→ Exercise requirements: Return a copy of each line that holds the string "Step".

→ Task data:
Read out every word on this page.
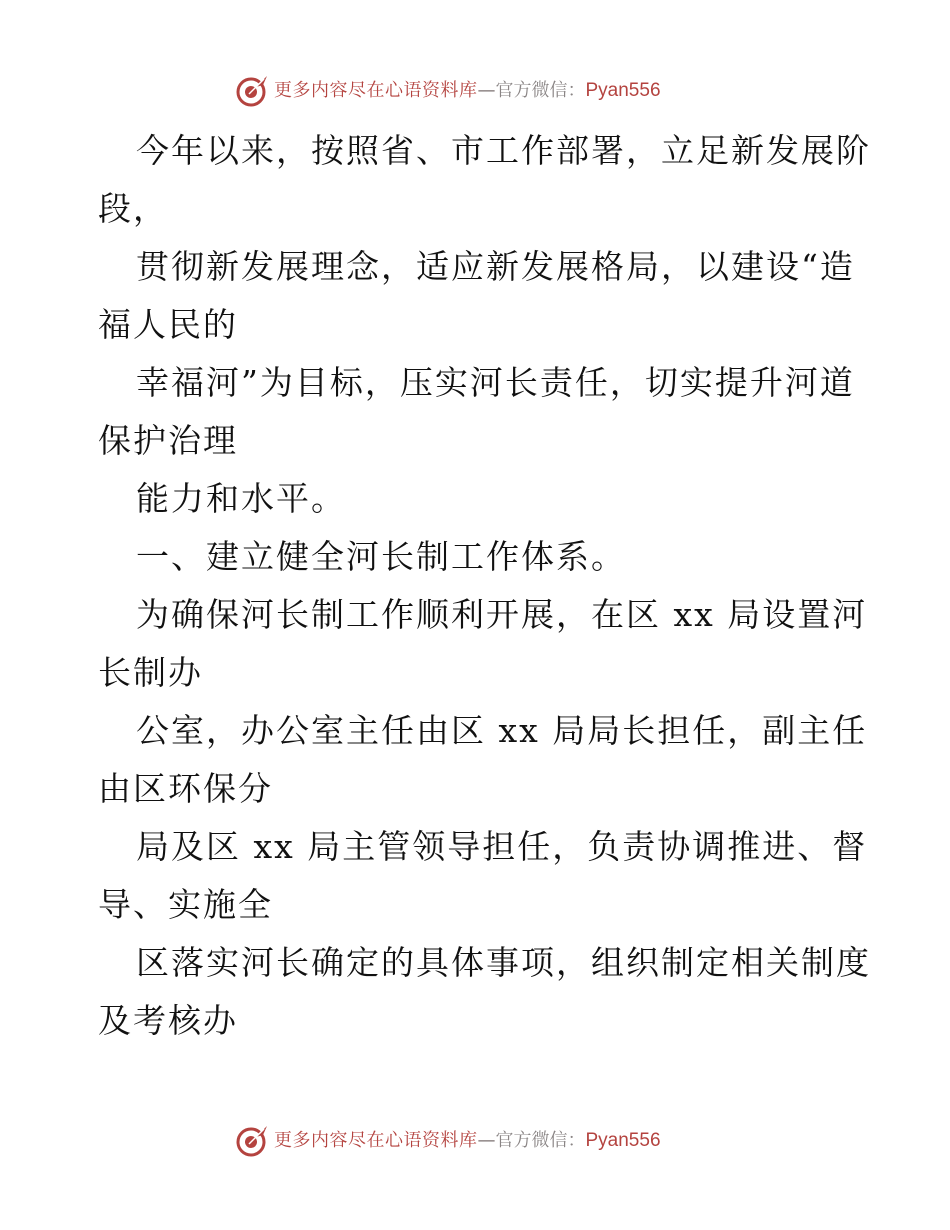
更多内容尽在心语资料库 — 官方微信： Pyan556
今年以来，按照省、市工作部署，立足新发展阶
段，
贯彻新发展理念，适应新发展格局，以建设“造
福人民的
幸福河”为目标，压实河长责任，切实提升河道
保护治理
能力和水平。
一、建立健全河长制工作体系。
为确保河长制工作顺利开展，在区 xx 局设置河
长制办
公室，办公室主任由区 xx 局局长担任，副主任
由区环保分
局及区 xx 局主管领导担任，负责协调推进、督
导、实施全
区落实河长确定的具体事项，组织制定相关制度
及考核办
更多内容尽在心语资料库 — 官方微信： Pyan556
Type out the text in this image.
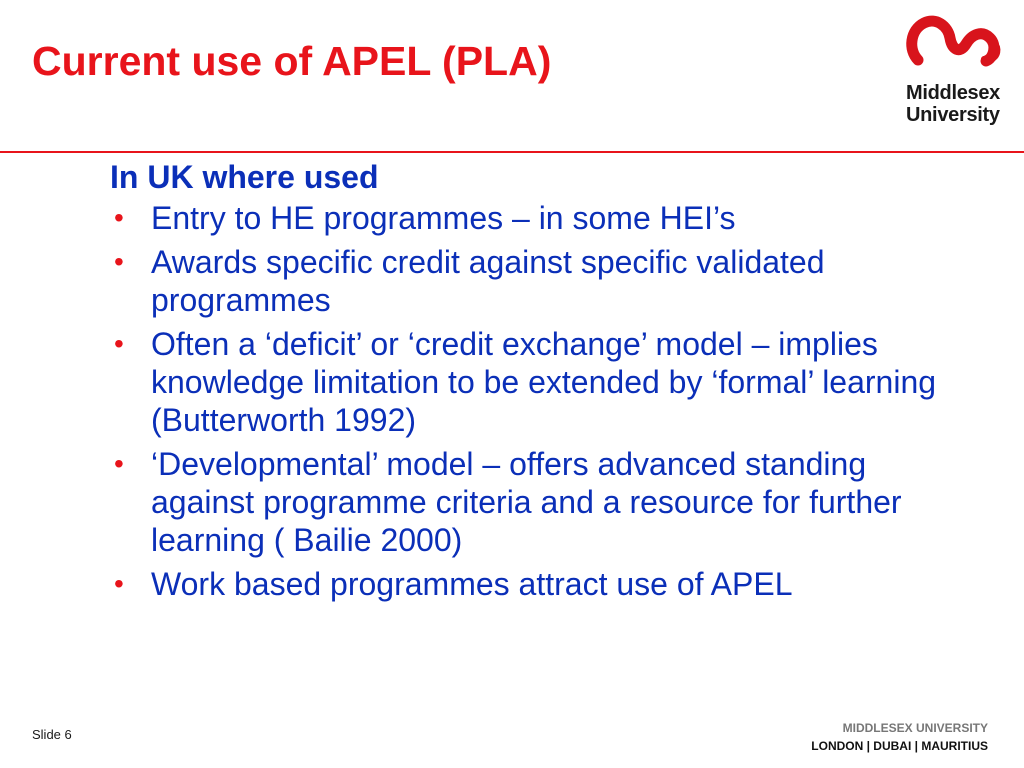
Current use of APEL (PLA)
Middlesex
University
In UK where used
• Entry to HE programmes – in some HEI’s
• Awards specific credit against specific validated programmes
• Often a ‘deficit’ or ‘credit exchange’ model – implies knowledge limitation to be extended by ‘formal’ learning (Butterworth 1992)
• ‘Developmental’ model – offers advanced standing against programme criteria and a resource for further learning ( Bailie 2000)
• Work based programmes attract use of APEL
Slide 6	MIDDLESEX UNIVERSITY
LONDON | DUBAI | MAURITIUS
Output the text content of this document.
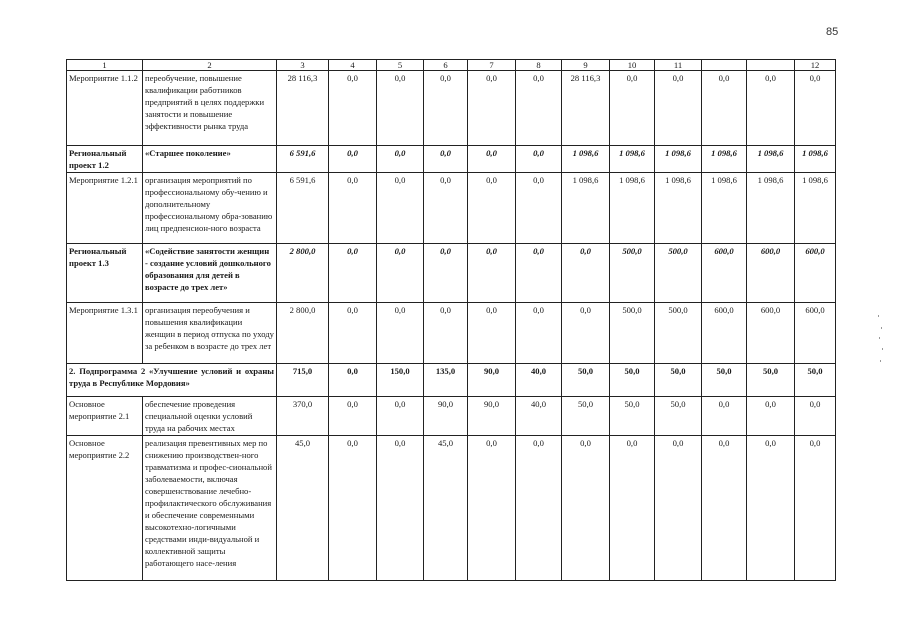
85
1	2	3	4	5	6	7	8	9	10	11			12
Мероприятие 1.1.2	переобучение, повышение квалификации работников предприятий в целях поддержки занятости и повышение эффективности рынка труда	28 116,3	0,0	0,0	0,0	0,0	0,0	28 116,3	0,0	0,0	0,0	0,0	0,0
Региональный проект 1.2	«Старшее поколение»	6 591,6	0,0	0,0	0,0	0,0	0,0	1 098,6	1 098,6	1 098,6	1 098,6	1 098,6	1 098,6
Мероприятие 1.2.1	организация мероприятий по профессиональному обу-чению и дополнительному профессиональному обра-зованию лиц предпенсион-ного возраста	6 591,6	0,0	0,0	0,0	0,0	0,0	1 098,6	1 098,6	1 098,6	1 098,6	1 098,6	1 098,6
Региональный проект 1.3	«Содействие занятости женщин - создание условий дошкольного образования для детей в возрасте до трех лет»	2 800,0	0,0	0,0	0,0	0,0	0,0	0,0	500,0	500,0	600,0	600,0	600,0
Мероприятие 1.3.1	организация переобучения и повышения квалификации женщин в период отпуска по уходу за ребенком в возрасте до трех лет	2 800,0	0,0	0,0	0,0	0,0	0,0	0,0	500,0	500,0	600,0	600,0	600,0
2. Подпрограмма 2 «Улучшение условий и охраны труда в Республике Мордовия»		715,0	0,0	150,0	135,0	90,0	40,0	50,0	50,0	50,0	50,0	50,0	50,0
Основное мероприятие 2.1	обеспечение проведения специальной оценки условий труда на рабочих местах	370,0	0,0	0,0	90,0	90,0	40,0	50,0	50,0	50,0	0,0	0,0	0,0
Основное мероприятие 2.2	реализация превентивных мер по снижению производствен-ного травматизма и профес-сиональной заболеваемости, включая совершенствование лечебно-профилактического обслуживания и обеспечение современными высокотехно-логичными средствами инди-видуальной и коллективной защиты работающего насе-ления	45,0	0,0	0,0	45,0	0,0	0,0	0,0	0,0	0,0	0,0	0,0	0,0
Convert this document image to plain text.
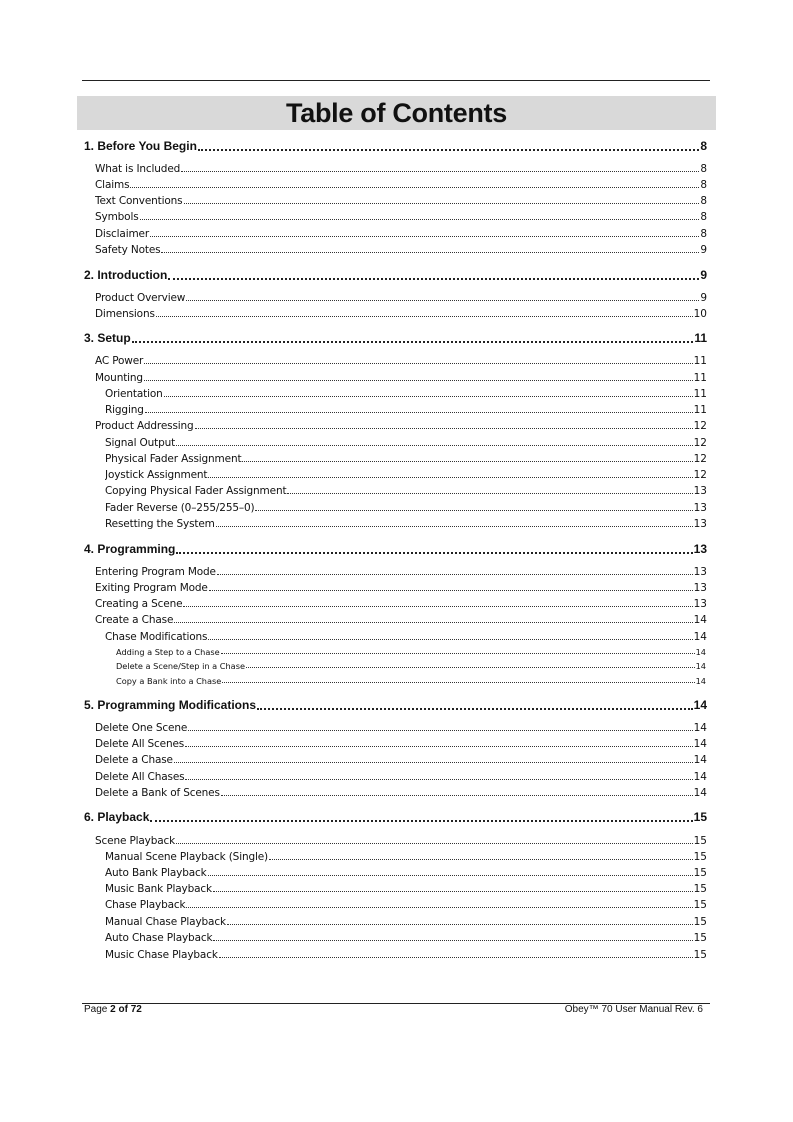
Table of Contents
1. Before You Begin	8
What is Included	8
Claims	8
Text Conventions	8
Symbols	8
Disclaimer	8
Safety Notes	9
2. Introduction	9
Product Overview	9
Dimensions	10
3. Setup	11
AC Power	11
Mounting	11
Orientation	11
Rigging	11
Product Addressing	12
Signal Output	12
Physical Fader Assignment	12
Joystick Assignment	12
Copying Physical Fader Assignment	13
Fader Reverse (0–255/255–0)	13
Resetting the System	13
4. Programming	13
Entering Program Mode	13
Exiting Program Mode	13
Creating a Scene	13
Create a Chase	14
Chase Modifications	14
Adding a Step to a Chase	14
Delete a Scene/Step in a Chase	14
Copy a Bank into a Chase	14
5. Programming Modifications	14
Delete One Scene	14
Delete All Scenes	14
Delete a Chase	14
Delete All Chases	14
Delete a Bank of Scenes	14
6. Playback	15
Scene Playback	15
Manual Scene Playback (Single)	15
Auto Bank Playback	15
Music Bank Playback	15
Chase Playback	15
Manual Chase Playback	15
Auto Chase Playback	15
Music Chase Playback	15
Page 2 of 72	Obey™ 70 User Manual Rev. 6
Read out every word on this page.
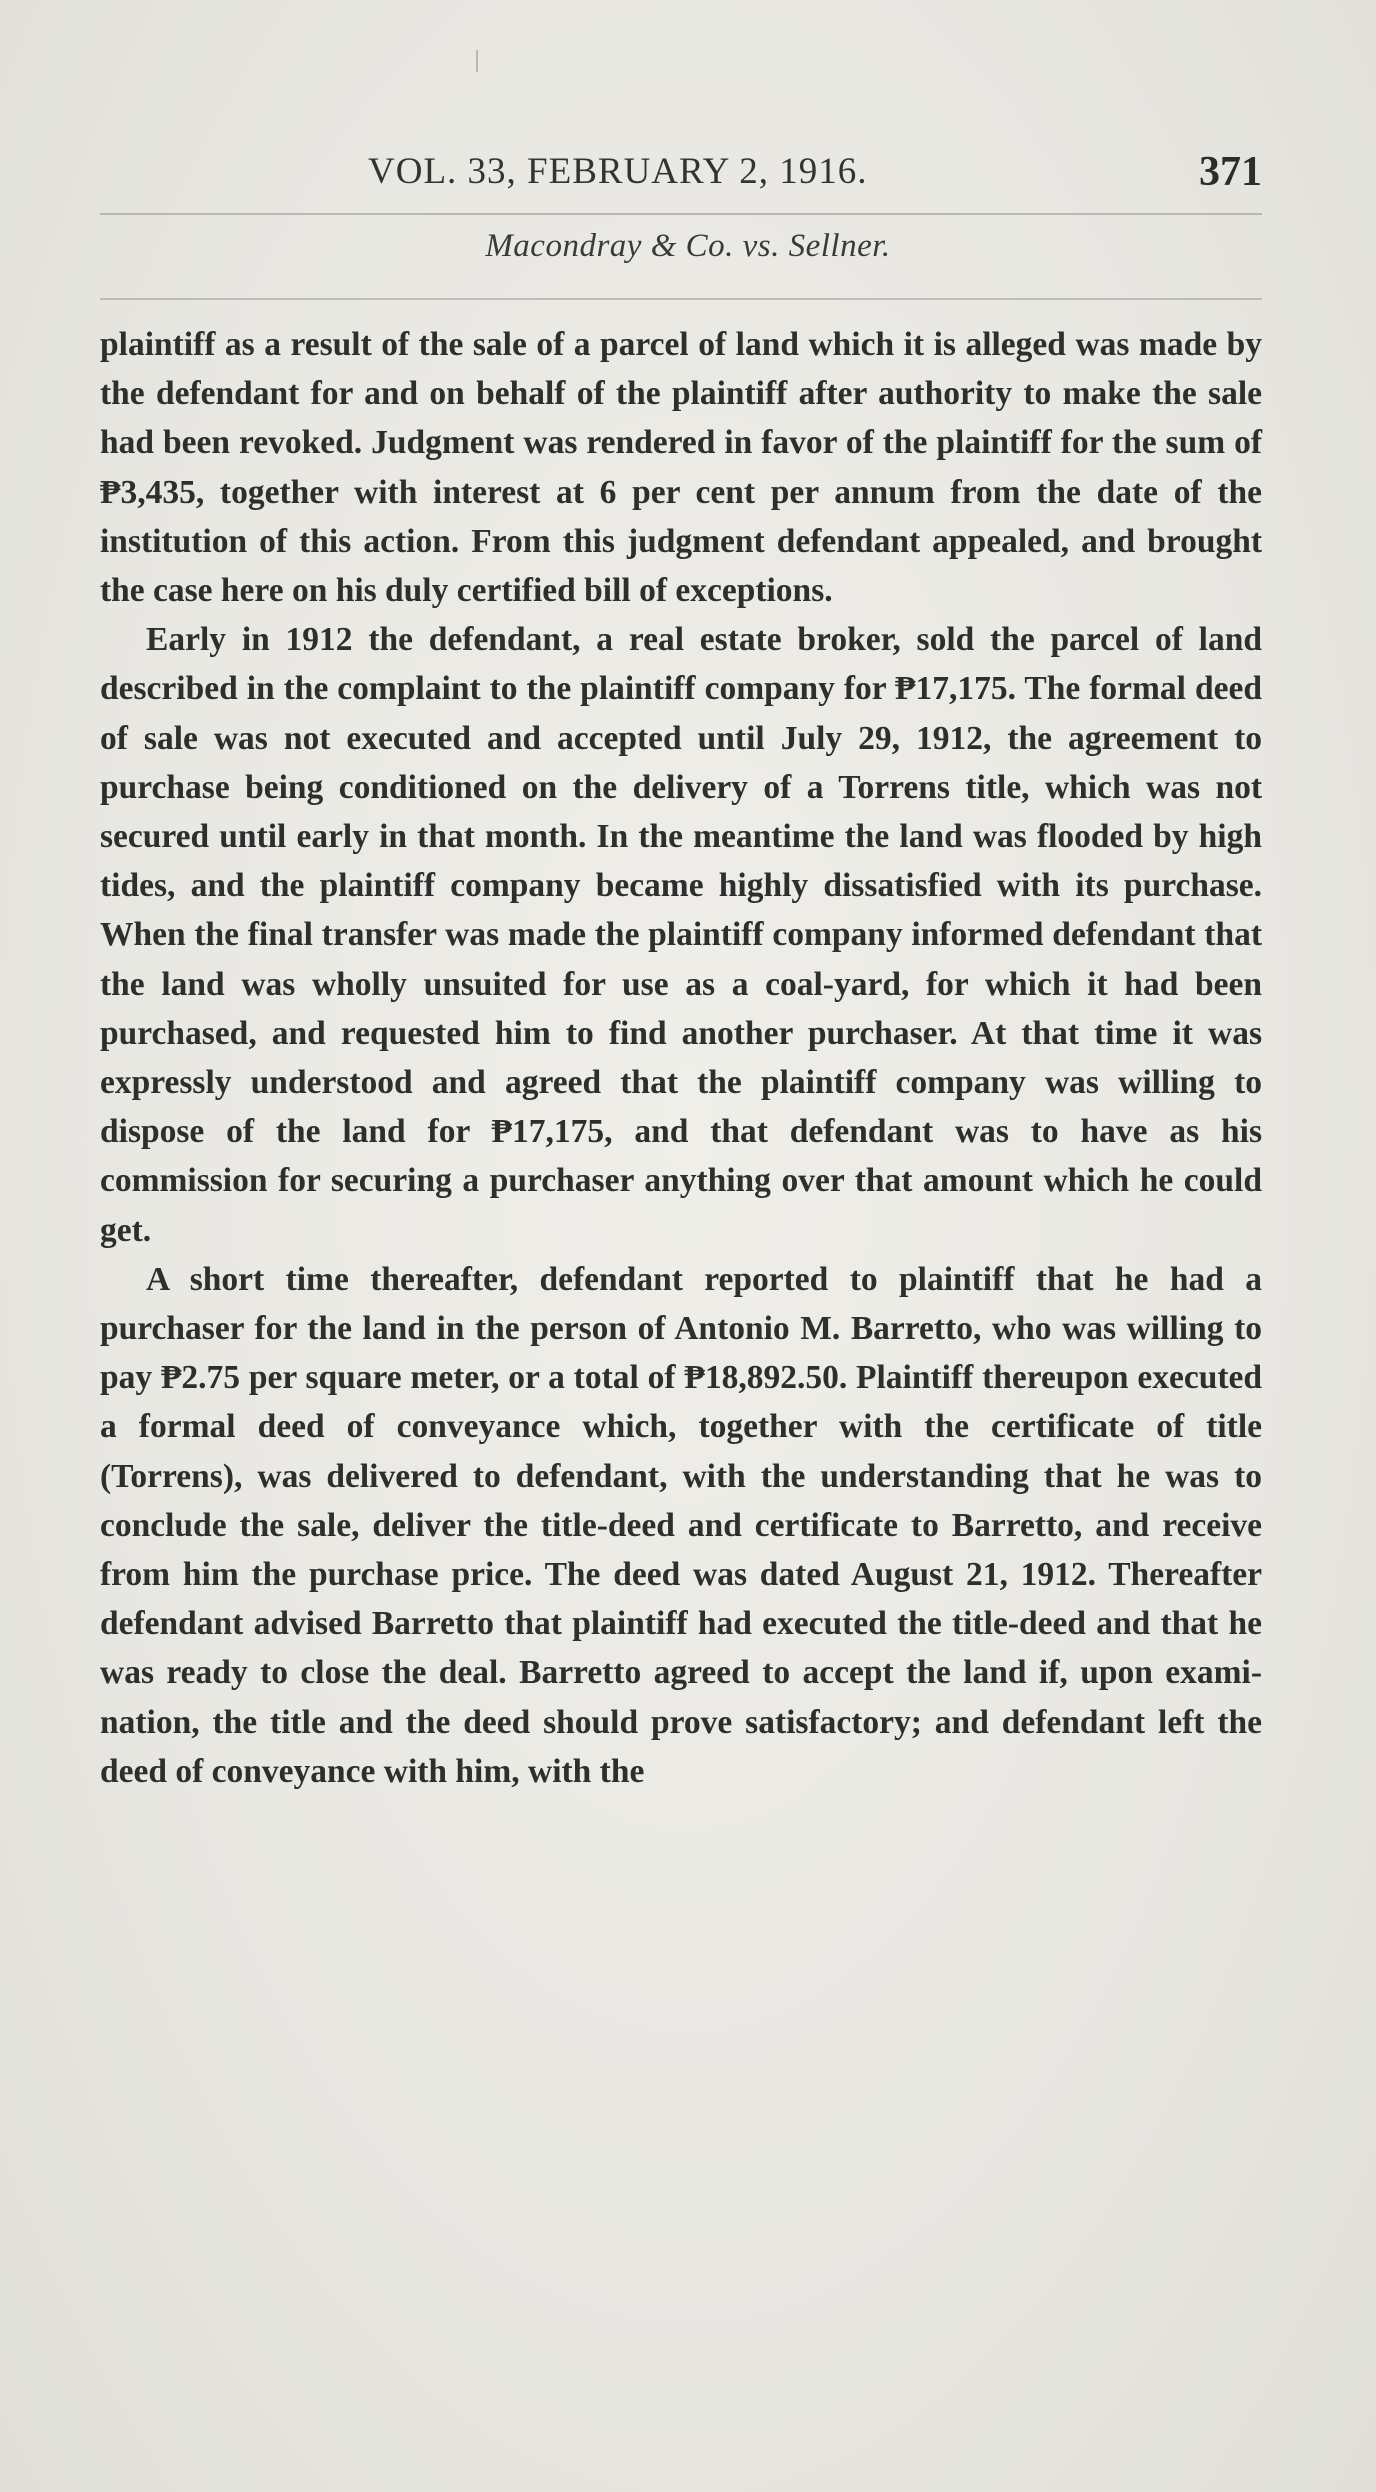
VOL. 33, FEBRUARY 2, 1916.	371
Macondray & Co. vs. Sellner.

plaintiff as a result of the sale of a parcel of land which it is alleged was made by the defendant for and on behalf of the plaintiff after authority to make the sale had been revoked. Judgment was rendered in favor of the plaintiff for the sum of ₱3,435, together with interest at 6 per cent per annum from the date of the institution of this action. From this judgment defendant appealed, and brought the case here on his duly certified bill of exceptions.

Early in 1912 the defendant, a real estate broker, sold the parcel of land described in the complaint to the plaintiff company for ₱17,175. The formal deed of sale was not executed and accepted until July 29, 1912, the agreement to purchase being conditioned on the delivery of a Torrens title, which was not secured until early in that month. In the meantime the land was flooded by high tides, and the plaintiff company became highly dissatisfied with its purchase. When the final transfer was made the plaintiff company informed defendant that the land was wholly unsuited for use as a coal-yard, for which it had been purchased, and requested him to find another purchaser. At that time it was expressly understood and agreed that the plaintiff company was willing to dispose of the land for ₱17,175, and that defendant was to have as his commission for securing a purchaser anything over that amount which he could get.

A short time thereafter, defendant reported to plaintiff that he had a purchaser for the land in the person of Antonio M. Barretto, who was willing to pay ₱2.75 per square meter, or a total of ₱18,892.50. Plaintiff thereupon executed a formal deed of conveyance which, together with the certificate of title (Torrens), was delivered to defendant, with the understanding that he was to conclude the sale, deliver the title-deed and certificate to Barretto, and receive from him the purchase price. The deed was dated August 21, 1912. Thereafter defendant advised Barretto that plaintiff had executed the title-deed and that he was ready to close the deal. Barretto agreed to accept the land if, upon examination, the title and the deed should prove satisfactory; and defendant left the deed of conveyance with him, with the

→ The answer:
Adding a Step to a Chase	14
Delete a Scene/Step in a Chase	14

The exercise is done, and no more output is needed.